### Given data

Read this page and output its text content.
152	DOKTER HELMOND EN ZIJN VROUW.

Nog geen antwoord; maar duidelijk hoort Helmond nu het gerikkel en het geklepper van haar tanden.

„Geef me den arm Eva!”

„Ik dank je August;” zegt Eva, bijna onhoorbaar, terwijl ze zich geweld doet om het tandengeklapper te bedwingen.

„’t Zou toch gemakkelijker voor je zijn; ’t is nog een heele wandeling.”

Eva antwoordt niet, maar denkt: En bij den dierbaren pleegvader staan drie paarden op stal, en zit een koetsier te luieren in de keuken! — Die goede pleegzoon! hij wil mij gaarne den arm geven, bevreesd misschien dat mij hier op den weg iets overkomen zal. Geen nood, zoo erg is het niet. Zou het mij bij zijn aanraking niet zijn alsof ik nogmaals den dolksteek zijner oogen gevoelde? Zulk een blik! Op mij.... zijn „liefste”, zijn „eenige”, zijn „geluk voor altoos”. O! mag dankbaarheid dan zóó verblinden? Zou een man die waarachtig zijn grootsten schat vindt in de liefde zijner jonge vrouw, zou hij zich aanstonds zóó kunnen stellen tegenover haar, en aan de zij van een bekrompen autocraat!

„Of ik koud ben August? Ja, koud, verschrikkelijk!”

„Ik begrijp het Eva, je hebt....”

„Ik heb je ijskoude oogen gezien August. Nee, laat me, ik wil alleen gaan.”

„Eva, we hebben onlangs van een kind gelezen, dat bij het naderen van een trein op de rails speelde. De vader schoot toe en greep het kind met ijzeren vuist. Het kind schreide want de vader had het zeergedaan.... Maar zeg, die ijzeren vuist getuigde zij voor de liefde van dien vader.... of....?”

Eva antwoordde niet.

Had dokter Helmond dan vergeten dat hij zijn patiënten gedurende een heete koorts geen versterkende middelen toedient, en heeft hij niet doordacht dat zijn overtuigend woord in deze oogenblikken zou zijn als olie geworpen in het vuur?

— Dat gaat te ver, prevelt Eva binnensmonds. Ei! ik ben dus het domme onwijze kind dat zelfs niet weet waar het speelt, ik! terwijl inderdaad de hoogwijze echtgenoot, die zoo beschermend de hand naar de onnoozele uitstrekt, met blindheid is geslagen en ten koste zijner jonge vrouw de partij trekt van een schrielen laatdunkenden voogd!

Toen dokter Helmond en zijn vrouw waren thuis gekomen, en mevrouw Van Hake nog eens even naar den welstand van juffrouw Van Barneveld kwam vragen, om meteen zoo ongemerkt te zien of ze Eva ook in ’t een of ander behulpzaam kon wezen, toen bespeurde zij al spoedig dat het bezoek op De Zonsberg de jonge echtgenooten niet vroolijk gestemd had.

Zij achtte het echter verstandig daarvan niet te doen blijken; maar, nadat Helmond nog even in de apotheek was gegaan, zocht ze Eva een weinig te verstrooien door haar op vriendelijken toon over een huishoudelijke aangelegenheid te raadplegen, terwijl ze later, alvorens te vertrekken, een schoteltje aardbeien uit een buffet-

### The exercise
Gather each line holding the string "August".

### The output
„Ik dank je August;” zegt Eva, bijna onhoorbaar, terwijl ze zich geweld doet om het tandengeklapper te bedwingen.
„Of ik koud ben August? Ja, koud, verschrikkelijk!”
„Ik heb je ijskoude oogen gezien August. Nee, laat me, ik wil alleen gaan.”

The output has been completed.